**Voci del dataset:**

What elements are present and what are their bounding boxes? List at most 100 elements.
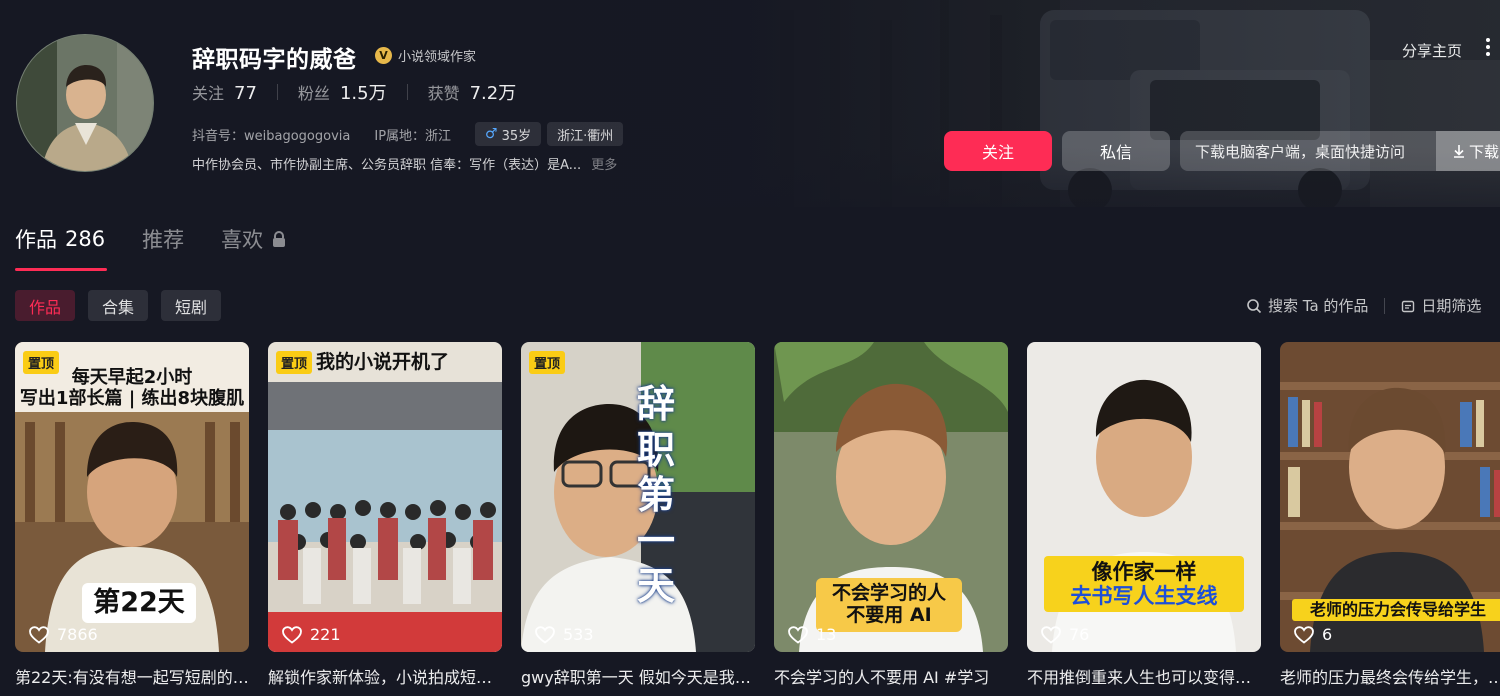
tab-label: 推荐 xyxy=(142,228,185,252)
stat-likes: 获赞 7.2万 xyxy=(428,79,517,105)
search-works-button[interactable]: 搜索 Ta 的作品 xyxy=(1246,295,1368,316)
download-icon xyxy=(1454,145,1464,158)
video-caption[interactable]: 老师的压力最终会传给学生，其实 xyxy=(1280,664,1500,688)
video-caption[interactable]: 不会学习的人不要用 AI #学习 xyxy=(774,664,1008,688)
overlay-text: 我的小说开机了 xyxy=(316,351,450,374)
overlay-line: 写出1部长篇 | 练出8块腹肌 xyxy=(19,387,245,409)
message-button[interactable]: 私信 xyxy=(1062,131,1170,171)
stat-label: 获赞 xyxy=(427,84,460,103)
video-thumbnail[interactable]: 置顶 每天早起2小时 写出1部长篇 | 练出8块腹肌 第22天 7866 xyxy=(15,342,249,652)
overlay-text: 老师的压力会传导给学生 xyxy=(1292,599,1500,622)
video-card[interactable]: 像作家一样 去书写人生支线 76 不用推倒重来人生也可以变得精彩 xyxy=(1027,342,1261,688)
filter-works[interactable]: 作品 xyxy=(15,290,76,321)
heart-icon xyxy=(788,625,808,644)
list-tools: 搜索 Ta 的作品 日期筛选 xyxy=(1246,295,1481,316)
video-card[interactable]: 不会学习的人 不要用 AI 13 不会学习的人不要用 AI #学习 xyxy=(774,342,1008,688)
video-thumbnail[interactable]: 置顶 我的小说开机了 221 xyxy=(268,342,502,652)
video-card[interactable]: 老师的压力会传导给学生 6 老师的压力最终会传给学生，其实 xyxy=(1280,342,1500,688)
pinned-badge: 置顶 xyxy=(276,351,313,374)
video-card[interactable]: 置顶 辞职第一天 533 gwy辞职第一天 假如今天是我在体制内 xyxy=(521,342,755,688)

**Obiettivo dichiarato:** Elenca tutte le righe delle voci del dataset in cui compare la stringa "button", distinguendo tra maiuscole e minuscole.

**Risposta al compito:**
search-works-button[interactable]: 搜索 Ta 的作品 xyxy=(1246,295,1368,316)
message-button[interactable]: 私信 xyxy=(1062,131,1170,171)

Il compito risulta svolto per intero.